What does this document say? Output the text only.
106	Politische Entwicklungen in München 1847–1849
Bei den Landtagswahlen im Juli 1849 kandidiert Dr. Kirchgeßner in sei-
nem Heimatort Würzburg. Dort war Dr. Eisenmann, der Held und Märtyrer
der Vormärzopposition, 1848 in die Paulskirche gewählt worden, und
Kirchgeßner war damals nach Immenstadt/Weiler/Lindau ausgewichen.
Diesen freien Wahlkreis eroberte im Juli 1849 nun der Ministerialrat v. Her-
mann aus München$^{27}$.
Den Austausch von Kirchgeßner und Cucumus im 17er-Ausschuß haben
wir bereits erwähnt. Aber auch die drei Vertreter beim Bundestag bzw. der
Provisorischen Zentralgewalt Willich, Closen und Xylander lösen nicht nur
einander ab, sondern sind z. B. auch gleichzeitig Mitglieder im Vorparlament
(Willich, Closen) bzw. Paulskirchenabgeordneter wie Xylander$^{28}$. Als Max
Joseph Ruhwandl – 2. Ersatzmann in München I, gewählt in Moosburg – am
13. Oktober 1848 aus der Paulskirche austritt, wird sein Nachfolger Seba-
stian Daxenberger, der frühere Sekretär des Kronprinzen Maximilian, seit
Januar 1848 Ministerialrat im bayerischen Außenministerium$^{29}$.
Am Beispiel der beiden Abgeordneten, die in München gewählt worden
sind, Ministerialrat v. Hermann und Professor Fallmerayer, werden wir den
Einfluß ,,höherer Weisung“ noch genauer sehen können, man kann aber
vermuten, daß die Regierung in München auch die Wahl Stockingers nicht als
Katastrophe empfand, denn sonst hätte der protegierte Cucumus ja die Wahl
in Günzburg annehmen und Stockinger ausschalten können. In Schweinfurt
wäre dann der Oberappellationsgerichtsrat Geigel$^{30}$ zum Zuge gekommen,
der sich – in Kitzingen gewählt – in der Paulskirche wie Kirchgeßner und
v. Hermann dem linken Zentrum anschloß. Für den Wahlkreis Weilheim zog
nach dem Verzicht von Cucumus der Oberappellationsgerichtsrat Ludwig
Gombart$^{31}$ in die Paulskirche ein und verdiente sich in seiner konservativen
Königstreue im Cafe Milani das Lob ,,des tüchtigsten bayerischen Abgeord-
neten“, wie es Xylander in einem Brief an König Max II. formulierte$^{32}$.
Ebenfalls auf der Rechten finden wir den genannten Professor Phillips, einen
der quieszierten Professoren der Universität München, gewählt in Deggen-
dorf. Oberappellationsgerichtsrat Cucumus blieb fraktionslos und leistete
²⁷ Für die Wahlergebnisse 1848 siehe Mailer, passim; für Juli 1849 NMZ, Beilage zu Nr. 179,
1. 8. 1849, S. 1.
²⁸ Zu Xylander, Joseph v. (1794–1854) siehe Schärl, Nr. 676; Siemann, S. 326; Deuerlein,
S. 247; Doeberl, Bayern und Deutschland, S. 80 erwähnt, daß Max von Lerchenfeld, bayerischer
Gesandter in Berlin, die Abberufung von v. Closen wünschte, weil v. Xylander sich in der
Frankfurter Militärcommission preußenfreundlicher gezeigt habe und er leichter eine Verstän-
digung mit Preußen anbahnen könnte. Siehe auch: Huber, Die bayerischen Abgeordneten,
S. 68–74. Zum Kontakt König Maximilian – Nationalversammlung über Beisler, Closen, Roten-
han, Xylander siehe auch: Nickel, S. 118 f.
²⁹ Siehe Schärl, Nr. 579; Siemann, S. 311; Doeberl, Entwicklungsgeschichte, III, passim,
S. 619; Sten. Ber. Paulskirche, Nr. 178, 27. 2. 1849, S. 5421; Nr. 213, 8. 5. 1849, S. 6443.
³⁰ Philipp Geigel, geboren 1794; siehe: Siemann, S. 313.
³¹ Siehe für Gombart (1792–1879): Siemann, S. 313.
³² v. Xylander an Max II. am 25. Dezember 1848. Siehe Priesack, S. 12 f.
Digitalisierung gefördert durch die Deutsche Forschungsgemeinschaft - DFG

----

# EXERCISE
Your task is to extract all of the records exactly.

# EXPECTED ANSWER
What does this document say? Output the text only.
106	Politische Entwicklungen in München 1847–1849
Bei den Landtagswahlen im Juli 1849 kandidiert Dr. Kirchgeßner in sei-
nem Heimatort Würzburg. Dort war Dr. Eisenmann, der Held und Märtyrer
der Vormärzopposition, 1848 in die Paulskirche gewählt worden, und
Kirchgeßner war damals nach Immenstadt/Weiler/Lindau ausgewichen.
Diesen freien Wahlkreis eroberte im Juli 1849 nun der Ministerialrat v. Her-
mann aus München$^{27}$.
Den Austausch von Kirchgeßner und Cucumus im 17er-Ausschuß haben
wir bereits erwähnt. Aber auch die drei Vertreter beim Bundestag bzw. der
Provisorischen Zentralgewalt Willich, Closen und Xylander lösen nicht nur
einander ab, sondern sind z. B. auch gleichzeitig Mitglieder im Vorparlament
(Willich, Closen) bzw. Paulskirchenabgeordneter wie Xylander$^{28}$. Als Max
Joseph Ruhwandl – 2. Ersatzmann in München I, gewählt in Moosburg – am
13. Oktober 1848 aus der Paulskirche austritt, wird sein Nachfolger Seba-
stian Daxenberger, der frühere Sekretär des Kronprinzen Maximilian, seit
Januar 1848 Ministerialrat im bayerischen Außenministerium$^{29}$.
Am Beispiel der beiden Abgeordneten, die in München gewählt worden
sind, Ministerialrat v. Hermann und Professor Fallmerayer, werden wir den
Einfluß ,,höherer Weisung“ noch genauer sehen können, man kann aber
vermuten, daß die Regierung in München auch die Wahl Stockingers nicht als
Katastrophe empfand, denn sonst hätte der protegierte Cucumus ja die Wahl
in Günzburg annehmen und Stockinger ausschalten können. In Schweinfurt
wäre dann der Oberappellationsgerichtsrat Geigel$^{30}$ zum Zuge gekommen,
der sich – in Kitzingen gewählt – in der Paulskirche wie Kirchgeßner und
v. Hermann dem linken Zentrum anschloß. Für den Wahlkreis Weilheim zog
nach dem Verzicht von Cucumus der Oberappellationsgerichtsrat Ludwig
Gombart$^{31}$ in die Paulskirche ein und verdiente sich in seiner konservativen
Königstreue im Cafe Milani das Lob ,,des tüchtigsten bayerischen Abgeord-
neten“, wie es Xylander in einem Brief an König Max II. formulierte$^{32}$.
Ebenfalls auf der Rechten finden wir den genannten Professor Phillips, einen
der quieszierten Professoren der Universität München, gewählt in Deggen-
dorf. Oberappellationsgerichtsrat Cucumus blieb fraktionslos und leistete
²⁷ Für die Wahlergebnisse 1848 siehe Mailer, passim; für Juli 1849 NMZ, Beilage zu Nr. 179,
1. 8. 1849, S. 1.
²⁸ Zu Xylander, Joseph v. (1794–1854) siehe Schärl, Nr. 676; Siemann, S. 326; Deuerlein,
S. 247; Doeberl, Bayern und Deutschland, S. 80 erwähnt, daß Max von Lerchenfeld, bayerischer
Gesandter in Berlin, die Abberufung von v. Closen wünschte, weil v. Xylander sich in der
Frankfurter Militärcommission preußenfreundlicher gezeigt habe und er leichter eine Verstän-
digung mit Preußen anbahnen könnte. Siehe auch: Huber, Die bayerischen Abgeordneten,
S. 68–74. Zum Kontakt König Maximilian – Nationalversammlung über Beisler, Closen, Roten-
han, Xylander siehe auch: Nickel, S. 118 f.
²⁹ Siehe Schärl, Nr. 579; Siemann, S. 311; Doeberl, Entwicklungsgeschichte, III, passim,
S. 619; Sten. Ber. Paulskirche, Nr. 178, 27. 2. 1849, S. 5421; Nr. 213, 8. 5. 1849, S. 6443.
³⁰ Philipp Geigel, geboren 1794; siehe: Siemann, S. 313.
³¹ Siehe für Gombart (1792–1879): Siemann, S. 313.
³² v. Xylander an Max II. am 25. Dezember 1848. Siehe Priesack, S. 12 f.
Digitalisierung gefördert durch die Deutsche Forschungsgemeinschaft - DFG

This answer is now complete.